Required task -> Pull out every row below that contains the string "frequency", copying each one in full. Treat uppercase and lowercase letters as different.

Dataset excerpts ->
-- -- --

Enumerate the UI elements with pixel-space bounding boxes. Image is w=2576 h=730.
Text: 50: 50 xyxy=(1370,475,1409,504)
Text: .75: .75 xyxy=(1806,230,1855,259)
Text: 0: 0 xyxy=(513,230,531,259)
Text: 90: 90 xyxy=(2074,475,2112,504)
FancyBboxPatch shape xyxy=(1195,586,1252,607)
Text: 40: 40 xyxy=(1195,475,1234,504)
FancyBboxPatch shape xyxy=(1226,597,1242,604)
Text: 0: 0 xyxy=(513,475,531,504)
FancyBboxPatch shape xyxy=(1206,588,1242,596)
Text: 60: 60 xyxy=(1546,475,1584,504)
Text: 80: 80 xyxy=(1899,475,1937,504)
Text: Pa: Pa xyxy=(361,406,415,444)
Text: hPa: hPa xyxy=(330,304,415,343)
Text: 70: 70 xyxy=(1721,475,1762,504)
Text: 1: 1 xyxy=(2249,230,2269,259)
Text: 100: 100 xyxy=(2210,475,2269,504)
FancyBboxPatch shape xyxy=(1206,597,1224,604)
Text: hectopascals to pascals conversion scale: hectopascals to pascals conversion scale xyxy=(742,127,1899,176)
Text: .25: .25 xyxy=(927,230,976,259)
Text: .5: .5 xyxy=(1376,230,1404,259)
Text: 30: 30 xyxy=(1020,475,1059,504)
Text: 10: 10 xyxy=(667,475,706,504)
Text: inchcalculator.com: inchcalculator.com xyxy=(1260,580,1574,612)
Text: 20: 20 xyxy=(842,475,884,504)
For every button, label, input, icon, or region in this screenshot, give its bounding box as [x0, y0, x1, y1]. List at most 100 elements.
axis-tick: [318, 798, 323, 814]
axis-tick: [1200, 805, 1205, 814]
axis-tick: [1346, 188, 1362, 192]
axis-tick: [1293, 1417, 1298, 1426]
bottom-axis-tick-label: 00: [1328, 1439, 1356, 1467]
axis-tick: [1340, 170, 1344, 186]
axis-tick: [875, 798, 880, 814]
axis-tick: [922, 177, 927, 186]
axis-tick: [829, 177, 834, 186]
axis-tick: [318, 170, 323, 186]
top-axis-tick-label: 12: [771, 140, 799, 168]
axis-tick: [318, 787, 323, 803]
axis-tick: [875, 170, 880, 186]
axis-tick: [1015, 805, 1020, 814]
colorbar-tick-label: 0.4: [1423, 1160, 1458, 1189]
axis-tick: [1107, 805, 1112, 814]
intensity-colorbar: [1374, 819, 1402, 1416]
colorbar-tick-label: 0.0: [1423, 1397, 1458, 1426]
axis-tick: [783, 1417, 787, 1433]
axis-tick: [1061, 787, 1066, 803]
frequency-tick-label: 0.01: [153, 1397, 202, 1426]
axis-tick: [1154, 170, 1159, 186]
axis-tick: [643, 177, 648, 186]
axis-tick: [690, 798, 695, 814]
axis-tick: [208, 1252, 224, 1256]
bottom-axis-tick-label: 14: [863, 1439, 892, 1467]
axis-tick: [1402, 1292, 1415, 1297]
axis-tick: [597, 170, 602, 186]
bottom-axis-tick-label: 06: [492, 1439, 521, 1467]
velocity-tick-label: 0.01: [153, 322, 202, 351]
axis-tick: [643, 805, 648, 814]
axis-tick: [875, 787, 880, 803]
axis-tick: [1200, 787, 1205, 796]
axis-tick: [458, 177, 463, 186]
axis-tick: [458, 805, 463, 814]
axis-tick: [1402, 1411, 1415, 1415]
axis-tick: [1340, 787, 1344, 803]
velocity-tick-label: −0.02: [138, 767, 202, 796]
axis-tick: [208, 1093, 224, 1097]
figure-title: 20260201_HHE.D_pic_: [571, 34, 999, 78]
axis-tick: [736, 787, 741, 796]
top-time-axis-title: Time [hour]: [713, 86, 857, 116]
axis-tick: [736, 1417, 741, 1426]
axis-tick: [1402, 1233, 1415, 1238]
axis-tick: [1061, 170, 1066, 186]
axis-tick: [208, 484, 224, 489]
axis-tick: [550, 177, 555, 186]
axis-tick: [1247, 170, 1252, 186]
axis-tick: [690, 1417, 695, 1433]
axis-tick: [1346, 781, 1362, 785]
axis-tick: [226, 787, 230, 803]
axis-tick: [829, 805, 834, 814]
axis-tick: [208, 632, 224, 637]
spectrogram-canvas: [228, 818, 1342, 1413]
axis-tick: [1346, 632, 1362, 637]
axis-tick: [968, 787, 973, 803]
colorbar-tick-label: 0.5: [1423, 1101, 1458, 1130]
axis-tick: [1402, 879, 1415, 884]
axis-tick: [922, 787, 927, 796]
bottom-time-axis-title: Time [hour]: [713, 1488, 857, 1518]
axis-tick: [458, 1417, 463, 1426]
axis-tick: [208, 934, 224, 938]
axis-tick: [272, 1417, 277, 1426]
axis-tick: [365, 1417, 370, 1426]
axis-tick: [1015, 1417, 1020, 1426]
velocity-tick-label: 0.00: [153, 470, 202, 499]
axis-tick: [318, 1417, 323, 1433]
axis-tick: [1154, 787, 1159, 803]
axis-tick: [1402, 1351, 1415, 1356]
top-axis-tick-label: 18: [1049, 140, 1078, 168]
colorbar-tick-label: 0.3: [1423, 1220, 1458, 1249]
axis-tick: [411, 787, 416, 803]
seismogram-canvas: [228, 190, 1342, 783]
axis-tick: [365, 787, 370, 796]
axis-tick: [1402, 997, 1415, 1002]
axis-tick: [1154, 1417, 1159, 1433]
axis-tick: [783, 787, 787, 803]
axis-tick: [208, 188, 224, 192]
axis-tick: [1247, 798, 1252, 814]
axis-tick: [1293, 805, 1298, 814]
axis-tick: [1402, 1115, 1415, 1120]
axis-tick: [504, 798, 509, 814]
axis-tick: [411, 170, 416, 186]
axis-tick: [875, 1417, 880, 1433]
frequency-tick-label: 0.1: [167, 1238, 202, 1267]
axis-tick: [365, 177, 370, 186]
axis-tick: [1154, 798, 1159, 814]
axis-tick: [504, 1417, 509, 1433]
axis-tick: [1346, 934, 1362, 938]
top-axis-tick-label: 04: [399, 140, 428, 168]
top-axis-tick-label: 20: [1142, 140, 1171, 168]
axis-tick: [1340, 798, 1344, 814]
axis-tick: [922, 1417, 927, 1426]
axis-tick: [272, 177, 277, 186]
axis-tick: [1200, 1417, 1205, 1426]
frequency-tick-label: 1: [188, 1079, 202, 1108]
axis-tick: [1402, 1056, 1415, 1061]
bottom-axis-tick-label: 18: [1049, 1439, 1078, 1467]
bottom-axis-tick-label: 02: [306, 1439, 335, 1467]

-- -- --

Written solution ->
frequency-tick-label: 0.01: [153, 1397, 202, 1426]
frequency-tick-label: 0.1: [167, 1238, 202, 1267]
frequency-tick-label: 1: [188, 1079, 202, 1108]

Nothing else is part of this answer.